=== Supplied data ===
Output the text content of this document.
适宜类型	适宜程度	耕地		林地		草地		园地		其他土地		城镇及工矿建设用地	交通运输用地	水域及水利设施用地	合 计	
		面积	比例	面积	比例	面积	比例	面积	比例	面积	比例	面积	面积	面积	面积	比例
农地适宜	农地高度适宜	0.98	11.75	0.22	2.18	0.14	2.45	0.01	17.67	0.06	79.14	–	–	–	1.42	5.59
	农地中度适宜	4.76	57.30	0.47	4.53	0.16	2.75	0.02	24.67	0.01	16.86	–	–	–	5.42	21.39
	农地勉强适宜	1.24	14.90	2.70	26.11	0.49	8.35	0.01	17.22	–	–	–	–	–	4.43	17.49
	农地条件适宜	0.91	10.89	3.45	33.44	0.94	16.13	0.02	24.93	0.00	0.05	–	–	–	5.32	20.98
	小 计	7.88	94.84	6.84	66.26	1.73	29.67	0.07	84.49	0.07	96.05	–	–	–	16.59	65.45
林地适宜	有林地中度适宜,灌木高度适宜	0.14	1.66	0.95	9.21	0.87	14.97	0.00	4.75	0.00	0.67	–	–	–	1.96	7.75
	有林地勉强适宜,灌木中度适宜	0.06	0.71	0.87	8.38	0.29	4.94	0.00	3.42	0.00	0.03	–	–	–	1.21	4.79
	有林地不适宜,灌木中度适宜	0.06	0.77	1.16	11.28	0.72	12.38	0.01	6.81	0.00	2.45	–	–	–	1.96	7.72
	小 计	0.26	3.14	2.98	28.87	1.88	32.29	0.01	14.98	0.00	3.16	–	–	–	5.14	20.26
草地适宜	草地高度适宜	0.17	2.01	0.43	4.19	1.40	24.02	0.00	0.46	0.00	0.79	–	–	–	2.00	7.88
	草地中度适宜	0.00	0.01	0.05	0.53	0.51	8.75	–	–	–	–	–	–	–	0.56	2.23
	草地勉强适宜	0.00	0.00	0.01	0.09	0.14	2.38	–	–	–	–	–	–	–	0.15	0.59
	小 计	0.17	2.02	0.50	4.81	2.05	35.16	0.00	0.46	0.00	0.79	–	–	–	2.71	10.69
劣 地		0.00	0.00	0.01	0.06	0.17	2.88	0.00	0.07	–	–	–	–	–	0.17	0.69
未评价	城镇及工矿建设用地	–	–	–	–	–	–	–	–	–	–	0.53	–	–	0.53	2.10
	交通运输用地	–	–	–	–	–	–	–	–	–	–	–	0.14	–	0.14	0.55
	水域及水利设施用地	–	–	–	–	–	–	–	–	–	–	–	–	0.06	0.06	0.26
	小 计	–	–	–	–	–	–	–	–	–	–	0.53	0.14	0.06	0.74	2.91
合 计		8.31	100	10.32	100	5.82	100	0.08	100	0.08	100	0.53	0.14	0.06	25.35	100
===
● **Prompt**: Repeat the listing above without any change.

● **Output below**:
Output the text content of this document.
适宜类型	适宜程度	耕地		林地		草地		园地		其他土地		城镇及工矿建设用地	交通运输用地	水域及水利设施用地	合 计	
		面积	比例	面积	比例	面积	比例	面积	比例	面积	比例	面积	面积	面积	面积	比例
农地适宜	农地高度适宜	0.98	11.75	0.22	2.18	0.14	2.45	0.01	17.67	0.06	79.14	–	–	–	1.42	5.59
	农地中度适宜	4.76	57.30	0.47	4.53	0.16	2.75	0.02	24.67	0.01	16.86	–	–	–	5.42	21.39
	农地勉强适宜	1.24	14.90	2.70	26.11	0.49	8.35	0.01	17.22	–	–	–	–	–	4.43	17.49
	农地条件适宜	0.91	10.89	3.45	33.44	0.94	16.13	0.02	24.93	0.00	0.05	–	–	–	5.32	20.98
	小 计	7.88	94.84	6.84	66.26	1.73	29.67	0.07	84.49	0.07	96.05	–	–	–	16.59	65.45
林地适宜	有林地中度适宜,灌木高度适宜	0.14	1.66	0.95	9.21	0.87	14.97	0.00	4.75	0.00	0.67	–	–	–	1.96	7.75
	有林地勉强适宜,灌木中度适宜	0.06	0.71	0.87	8.38	0.29	4.94	0.00	3.42	0.00	0.03	–	–	–	1.21	4.79
	有林地不适宜,灌木中度适宜	0.06	0.77	1.16	11.28	0.72	12.38	0.01	6.81	0.00	2.45	–	–	–	1.96	7.72
	小 计	0.26	3.14	2.98	28.87	1.88	32.29	0.01	14.98	0.00	3.16	–	–	–	5.14	20.26
草地适宜	草地高度适宜	0.17	2.01	0.43	4.19	1.40	24.02	0.00	0.46	0.00	0.79	–	–	–	2.00	7.88
	草地中度适宜	0.00	0.01	0.05	0.53	0.51	8.75	–	–	–	–	–	–	–	0.56	2.23
	草地勉强适宜	0.00	0.00	0.01	0.09	0.14	2.38	–	–	–	–	–	–	–	0.15	0.59
	小 计	0.17	2.02	0.50	4.81	2.05	35.16	0.00	0.46	0.00	0.79	–	–	–	2.71	10.69
劣 地		0.00	0.00	0.01	0.06	0.17	2.88	0.00	0.07	–	–	–	–	–	0.17	0.69
未评价	城镇及工矿建设用地	–	–	–	–	–	–	–	–	–	–	0.53	–	–	0.53	2.10
	交通运输用地	–	–	–	–	–	–	–	–	–	–	–	0.14	–	0.14	0.55
	水域及水利设施用地	–	–	–	–	–	–	–	–	–	–	–	–	0.06	0.06	0.26
	小 计	–	–	–	–	–	–	–	–	–	–	0.53	0.14	0.06	0.74	2.91
合 计		8.31	100	10.32	100	5.82	100	0.08	100	0.08	100	0.53	0.14	0.06	25.35	100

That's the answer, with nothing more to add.